WHAT TO PRODUCE:
Return exactly the lines from the one containing "What does this" through the last line of the records below, both included, and leave out any pictures.

◆ ◆ ◆ ◆ ◆

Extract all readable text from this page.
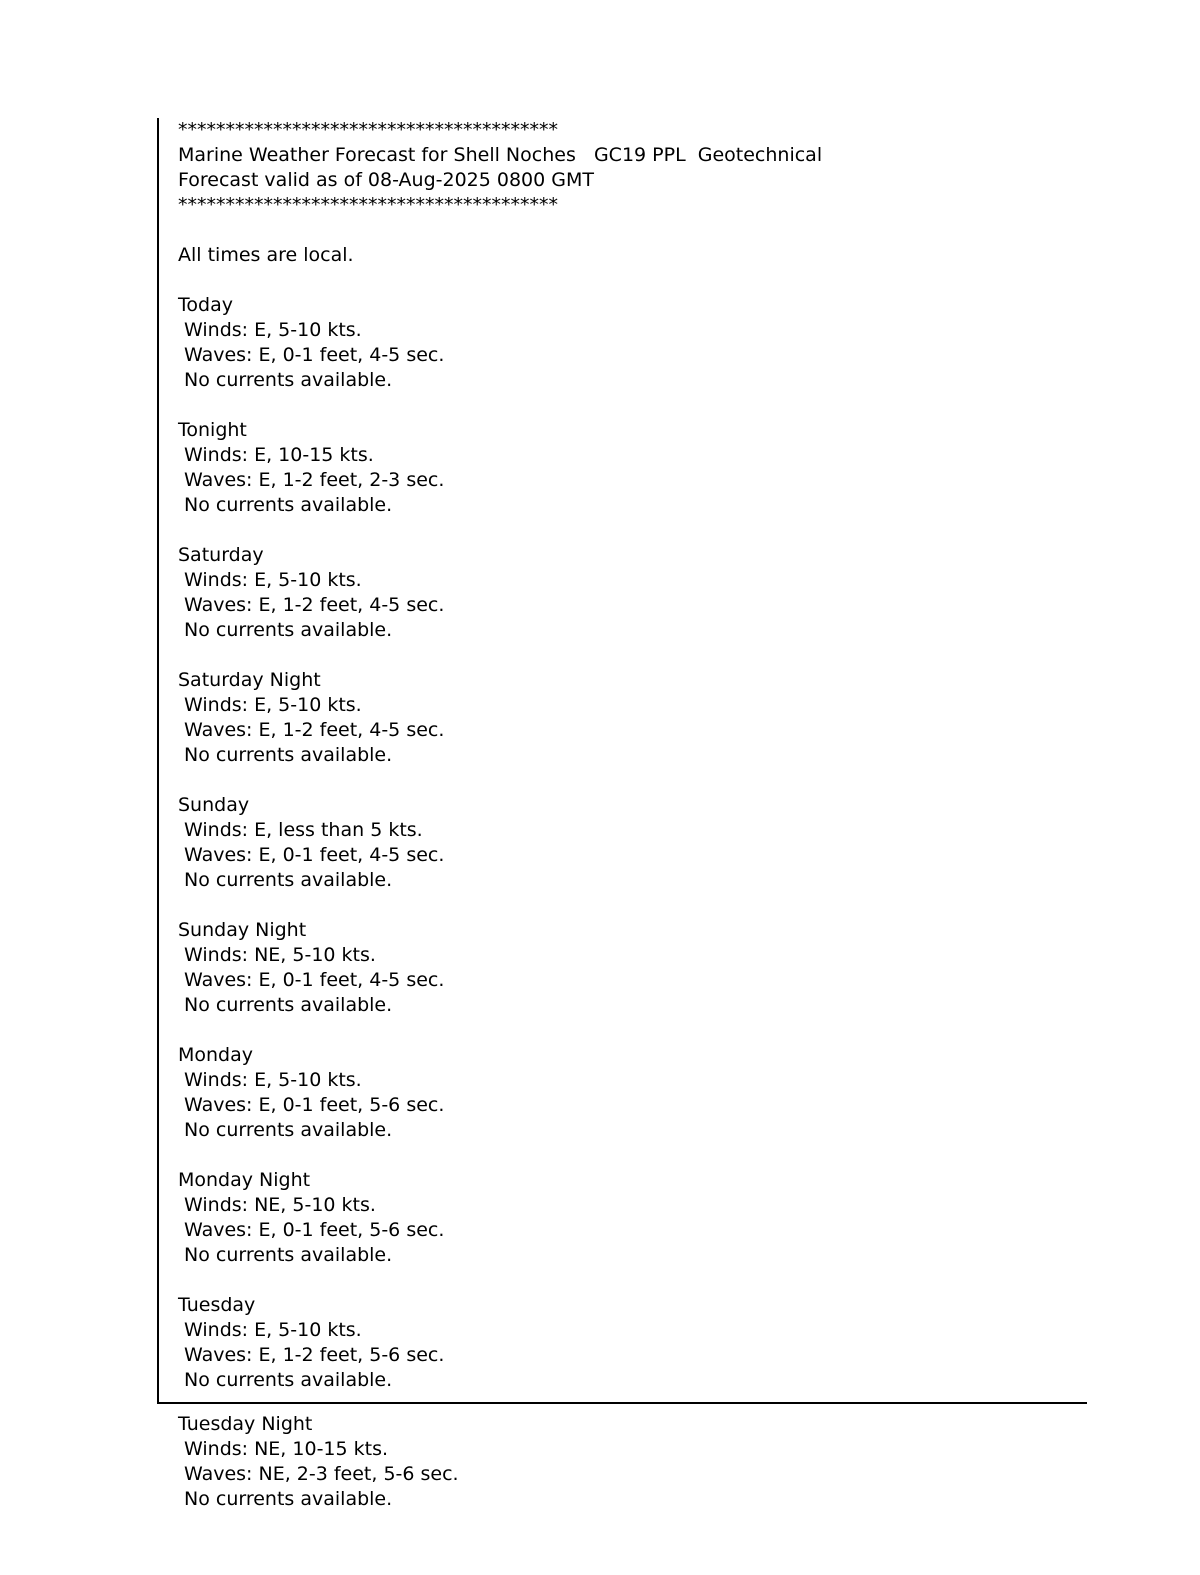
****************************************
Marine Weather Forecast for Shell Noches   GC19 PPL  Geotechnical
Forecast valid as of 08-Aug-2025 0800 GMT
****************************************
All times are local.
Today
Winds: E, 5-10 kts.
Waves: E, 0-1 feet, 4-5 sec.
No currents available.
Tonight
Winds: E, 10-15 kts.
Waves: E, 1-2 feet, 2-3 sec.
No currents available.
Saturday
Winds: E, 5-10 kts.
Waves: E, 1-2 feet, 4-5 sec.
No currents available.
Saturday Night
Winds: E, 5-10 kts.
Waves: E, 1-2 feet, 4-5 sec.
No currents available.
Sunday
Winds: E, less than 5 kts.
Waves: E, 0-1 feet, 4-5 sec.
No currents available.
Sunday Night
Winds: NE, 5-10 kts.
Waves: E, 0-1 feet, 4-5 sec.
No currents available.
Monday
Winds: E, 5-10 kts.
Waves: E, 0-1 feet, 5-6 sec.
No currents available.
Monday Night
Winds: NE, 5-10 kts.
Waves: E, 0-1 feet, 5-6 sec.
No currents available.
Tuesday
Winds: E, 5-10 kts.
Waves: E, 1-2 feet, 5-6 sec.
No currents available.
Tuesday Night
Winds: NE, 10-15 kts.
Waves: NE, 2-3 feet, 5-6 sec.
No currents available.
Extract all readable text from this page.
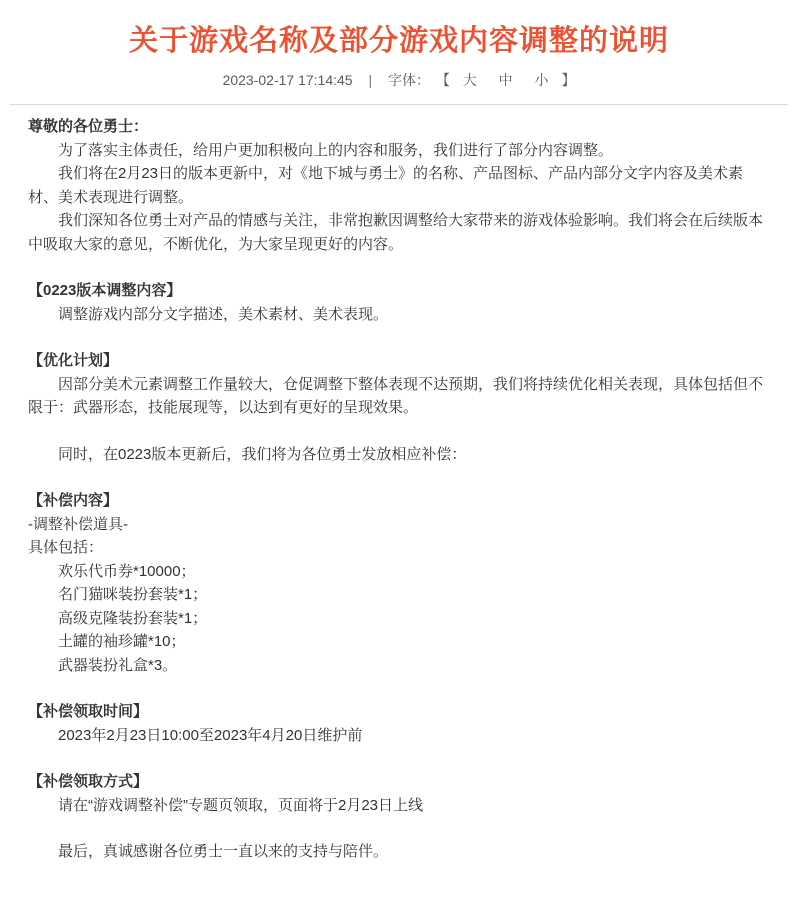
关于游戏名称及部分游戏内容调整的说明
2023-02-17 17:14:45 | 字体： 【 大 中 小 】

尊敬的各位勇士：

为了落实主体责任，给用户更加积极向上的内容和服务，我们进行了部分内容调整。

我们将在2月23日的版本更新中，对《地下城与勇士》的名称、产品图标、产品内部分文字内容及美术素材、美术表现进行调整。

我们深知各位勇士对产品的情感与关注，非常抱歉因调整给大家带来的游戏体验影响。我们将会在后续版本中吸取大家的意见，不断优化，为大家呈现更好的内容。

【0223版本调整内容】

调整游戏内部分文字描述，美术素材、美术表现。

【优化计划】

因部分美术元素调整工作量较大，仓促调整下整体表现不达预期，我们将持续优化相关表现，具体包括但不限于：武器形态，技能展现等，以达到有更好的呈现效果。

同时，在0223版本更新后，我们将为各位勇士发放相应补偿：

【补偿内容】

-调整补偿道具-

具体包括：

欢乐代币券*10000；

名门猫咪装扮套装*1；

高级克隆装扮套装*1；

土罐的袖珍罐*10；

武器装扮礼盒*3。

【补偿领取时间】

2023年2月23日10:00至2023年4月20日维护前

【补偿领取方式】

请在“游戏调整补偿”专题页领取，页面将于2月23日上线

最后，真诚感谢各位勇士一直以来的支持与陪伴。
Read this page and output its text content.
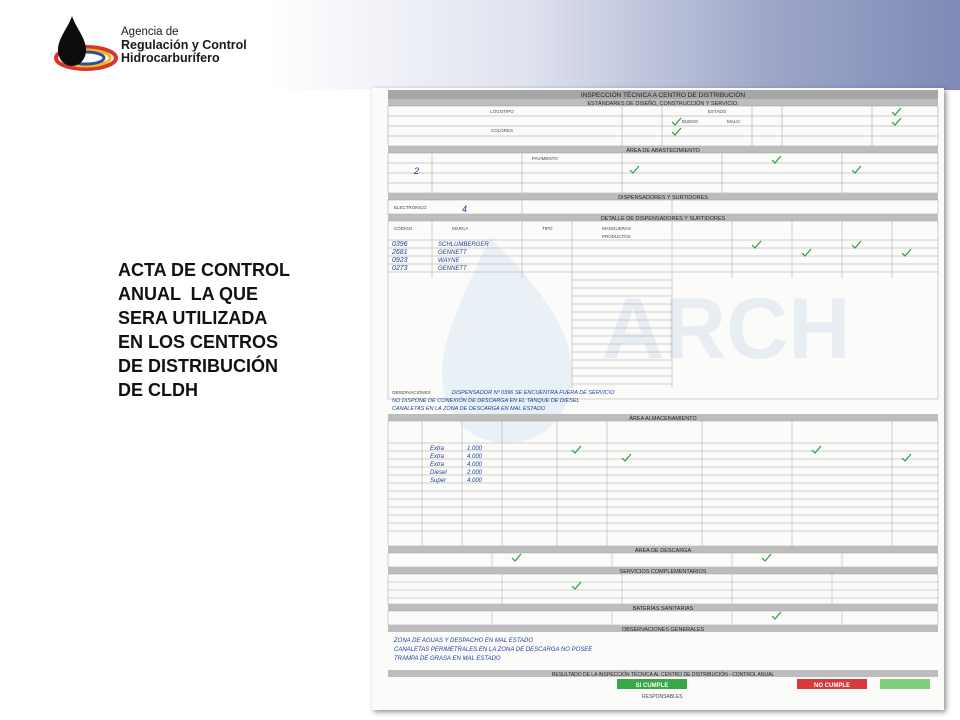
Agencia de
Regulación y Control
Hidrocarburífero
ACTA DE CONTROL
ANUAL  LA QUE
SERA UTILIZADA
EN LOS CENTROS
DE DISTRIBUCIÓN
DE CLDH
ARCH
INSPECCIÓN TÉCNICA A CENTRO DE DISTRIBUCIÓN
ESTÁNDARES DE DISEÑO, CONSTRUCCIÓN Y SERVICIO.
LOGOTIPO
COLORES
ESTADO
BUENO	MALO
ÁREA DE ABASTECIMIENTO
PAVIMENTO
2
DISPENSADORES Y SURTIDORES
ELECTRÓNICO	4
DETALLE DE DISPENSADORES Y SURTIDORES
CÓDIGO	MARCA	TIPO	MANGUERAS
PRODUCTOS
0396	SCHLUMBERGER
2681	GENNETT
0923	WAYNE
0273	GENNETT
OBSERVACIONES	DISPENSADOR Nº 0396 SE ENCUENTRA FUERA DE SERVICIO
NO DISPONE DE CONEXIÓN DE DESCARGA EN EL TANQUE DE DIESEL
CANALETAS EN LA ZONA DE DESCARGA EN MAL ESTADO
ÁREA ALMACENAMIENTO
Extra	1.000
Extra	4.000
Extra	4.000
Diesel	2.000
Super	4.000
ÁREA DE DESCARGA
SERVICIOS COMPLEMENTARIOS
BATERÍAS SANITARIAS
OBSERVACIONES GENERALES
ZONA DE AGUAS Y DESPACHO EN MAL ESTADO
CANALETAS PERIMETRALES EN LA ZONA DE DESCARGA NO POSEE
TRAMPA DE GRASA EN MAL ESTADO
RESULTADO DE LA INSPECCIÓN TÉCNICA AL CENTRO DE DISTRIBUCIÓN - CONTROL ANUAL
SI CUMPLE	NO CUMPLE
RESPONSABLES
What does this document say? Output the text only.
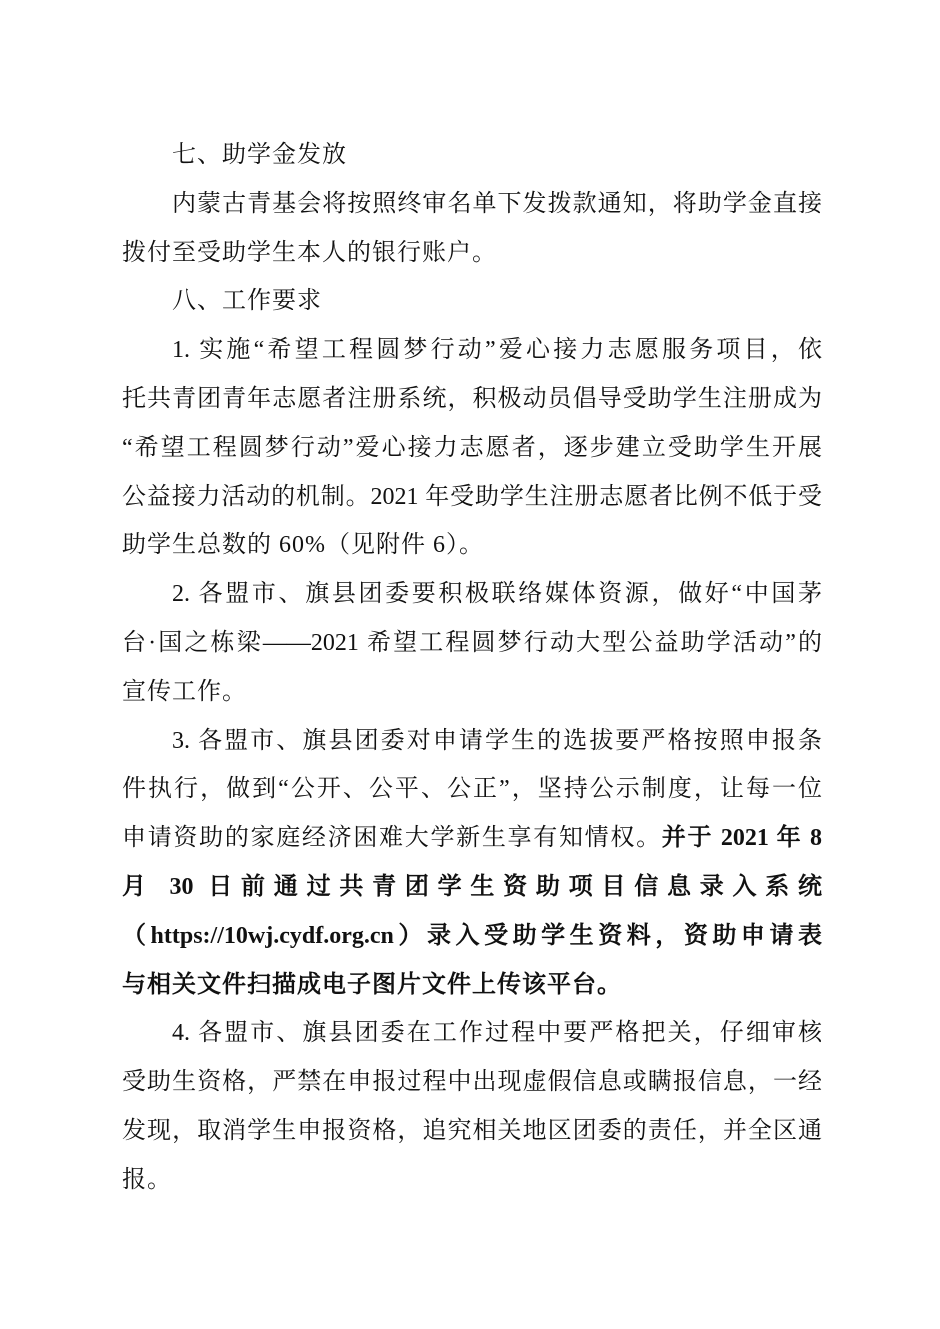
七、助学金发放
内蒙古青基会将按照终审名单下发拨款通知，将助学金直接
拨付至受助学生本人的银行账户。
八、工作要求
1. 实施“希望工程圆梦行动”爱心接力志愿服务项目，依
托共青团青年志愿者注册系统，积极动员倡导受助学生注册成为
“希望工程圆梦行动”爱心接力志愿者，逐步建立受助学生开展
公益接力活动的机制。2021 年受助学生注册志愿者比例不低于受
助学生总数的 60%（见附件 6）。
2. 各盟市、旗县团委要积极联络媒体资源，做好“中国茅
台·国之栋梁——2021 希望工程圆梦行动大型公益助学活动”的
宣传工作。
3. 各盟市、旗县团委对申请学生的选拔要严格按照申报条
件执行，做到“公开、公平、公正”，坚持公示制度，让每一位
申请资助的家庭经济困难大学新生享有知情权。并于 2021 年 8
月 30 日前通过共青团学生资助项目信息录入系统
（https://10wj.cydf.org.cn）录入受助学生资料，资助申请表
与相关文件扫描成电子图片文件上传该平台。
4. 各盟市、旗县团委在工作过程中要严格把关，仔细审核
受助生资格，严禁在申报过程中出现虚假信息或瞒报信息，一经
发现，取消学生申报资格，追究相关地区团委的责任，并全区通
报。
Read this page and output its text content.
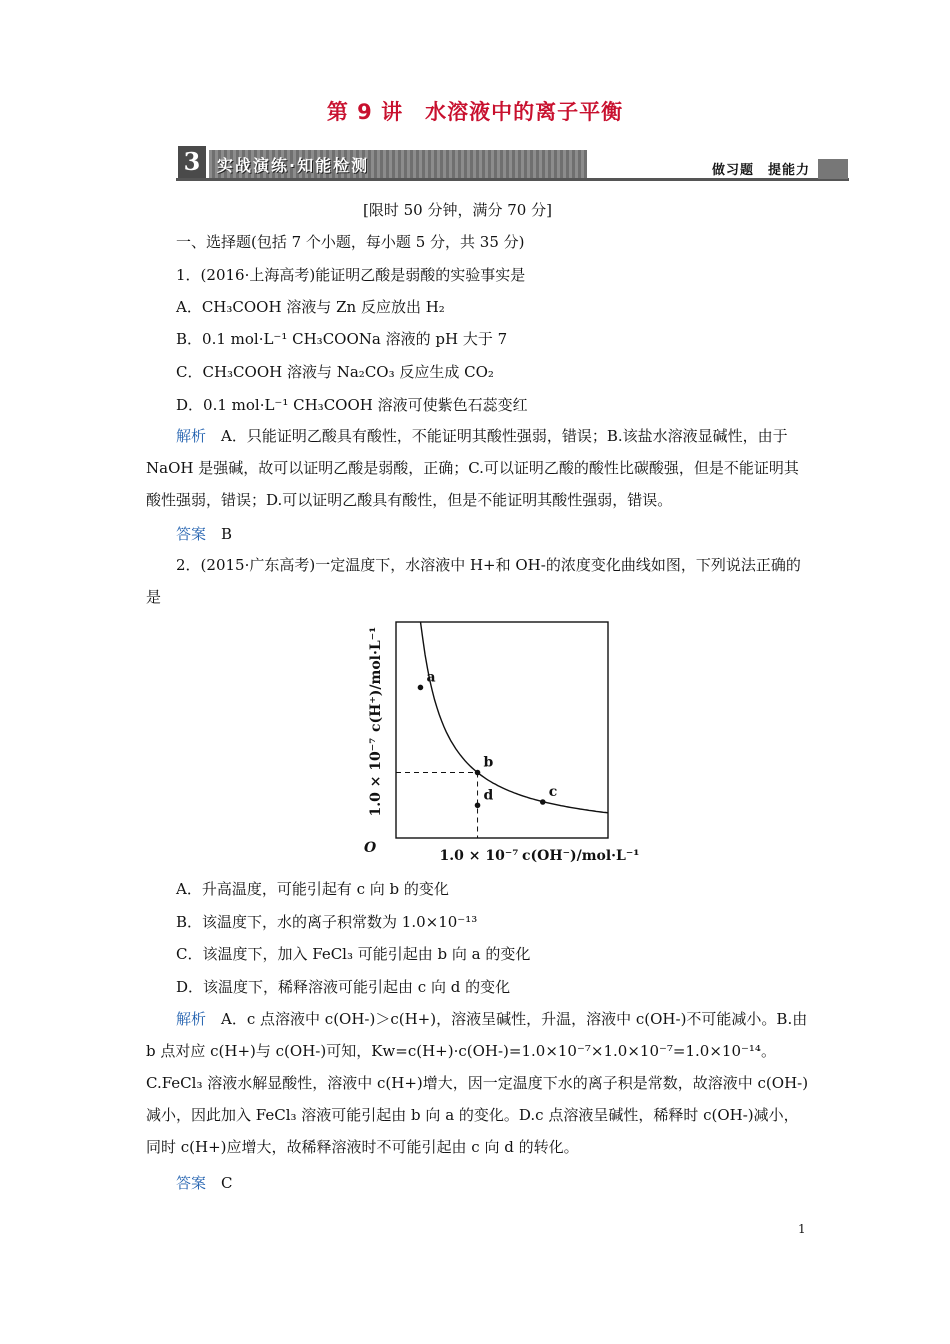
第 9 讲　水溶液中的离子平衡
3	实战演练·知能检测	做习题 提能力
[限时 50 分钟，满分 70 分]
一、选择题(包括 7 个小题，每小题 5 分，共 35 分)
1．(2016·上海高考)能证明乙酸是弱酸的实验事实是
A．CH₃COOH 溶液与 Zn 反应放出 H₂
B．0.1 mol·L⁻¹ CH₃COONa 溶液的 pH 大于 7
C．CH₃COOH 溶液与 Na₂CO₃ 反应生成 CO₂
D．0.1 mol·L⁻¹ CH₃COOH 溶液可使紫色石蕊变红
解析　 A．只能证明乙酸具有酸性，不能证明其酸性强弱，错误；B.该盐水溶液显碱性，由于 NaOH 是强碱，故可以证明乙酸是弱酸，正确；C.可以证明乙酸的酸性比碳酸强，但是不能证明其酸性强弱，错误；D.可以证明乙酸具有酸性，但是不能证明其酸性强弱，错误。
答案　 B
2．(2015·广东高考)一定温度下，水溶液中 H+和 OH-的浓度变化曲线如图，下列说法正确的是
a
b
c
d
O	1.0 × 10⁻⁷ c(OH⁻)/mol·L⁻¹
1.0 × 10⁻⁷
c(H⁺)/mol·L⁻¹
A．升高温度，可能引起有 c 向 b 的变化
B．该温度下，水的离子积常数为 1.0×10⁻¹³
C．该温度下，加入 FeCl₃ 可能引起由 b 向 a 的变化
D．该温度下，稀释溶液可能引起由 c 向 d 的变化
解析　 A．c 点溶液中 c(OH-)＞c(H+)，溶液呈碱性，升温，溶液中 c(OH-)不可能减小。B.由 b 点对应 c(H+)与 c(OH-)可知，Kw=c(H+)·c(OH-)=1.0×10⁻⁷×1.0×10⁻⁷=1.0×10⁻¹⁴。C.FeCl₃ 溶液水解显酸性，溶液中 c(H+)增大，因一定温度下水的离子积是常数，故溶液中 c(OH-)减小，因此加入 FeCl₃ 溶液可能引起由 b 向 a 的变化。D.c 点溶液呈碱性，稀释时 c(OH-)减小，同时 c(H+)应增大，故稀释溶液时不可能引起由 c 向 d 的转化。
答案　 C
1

◆ ◆ ◆ ◆ ◆

THE COMPLETED TASK:
What does this document say? Output the text only.
七、助学金发放
内蒙古青基会将按照终审名单下发拨款通知，将助学金直接
拨付至受助学生本人的银行账户。
八、工作要求
1. 实施“希望工程圆梦行动”爱心接力志愿服务项目，依
托共青团青年志愿者注册系统，积极动员倡导受助学生注册成为
“希望工程圆梦行动”爱心接力志愿者，逐步建立受助学生开展
公益接力活动的机制。2021 年受助学生注册志愿者比例不低于受
助学生总数的 60%（见附件 6）。
2. 各盟市、旗县团委要积极联络媒体资源，做好“中国茅
台·国之栋梁——2021 希望工程圆梦行动大型公益助学活动”的
宣传工作。
3. 各盟市、旗县团委对申请学生的选拔要严格按照申报条
件执行，做到“公开、公平、公正”，坚持公示制度，让每一位
申请资助的家庭经济困难大学新生享有知情权。并于 2021 年 8
月 30 日前通过共青团学生资助项目信息录入系统
（https://10wj.cydf.org.cn）录入受助学生资料，资助申请表
与相关文件扫描成电子图片文件上传该平台。
4. 各盟市、旗县团委在工作过程中要严格把关，仔细审核
受助生资格，严禁在申报过程中出现虚假信息或瞒报信息，一经
发现，取消学生申报资格，追究相关地区团委的责任，并全区通
报。
Read this page and output its text content.
第 9 讲　水溶液中的离子平衡
3	实战演练·知能检测	做习题 提能力
[限时 50 分钟，满分 70 分]
一、选择题(包括 7 个小题，每小题 5 分，共 35 分)
1．(2016·上海高考)能证明乙酸是弱酸的实验事实是
A．CH₃COOH 溶液与 Zn 反应放出 H₂
B．0.1 mol·L⁻¹ CH₃COONa 溶液的 pH 大于 7
C．CH₃COOH 溶液与 Na₂CO₃ 反应生成 CO₂
D．0.1 mol·L⁻¹ CH₃COOH 溶液可使紫色石蕊变红
解析　 A．只能证明乙酸具有酸性，不能证明其酸性强弱，错误；B.该盐水溶液显碱性，由于 NaOH 是强碱，故可以证明乙酸是弱酸，正确；C.可以证明乙酸的酸性比碳酸强，但是不能证明其酸性强弱，错误；D.可以证明乙酸具有酸性，但是不能证明其酸性强弱，错误。
答案　 B
2．(2015·广东高考)一定温度下，水溶液中 H+和 OH-的浓度变化曲线如图，下列说法正确的是
a
b
c
d
O	1.0 × 10⁻⁷ c(OH⁻)/mol·L⁻¹
1.0 × 10⁻⁷
c(H⁺)/mol·L⁻¹
A．升高温度，可能引起有 c 向 b 的变化
B．该温度下，水的离子积常数为 1.0×10⁻¹³
C．该温度下，加入 FeCl₃ 可能引起由 b 向 a 的变化
D．该温度下，稀释溶液可能引起由 c 向 d 的变化
解析　 A．c 点溶液中 c(OH-)＞c(H+)，溶液呈碱性，升温，溶液中 c(OH-)不可能减小。B.由 b 点对应 c(H+)与 c(OH-)可知，Kw=c(H+)·c(OH-)=1.0×10⁻⁷×1.0×10⁻⁷=1.0×10⁻¹⁴。C.FeCl₃ 溶液水解显酸性，溶液中 c(H+)增大，因一定温度下水的离子积是常数，故溶液中 c(OH-)减小，因此加入 FeCl₃ 溶液可能引起由 b 向 a 的变化。D.c 点溶液呈碱性，稀释时 c(OH-)减小，同时 c(H+)应增大，故稀释溶液时不可能引起由 c 向 d 的转化。
答案　 C
1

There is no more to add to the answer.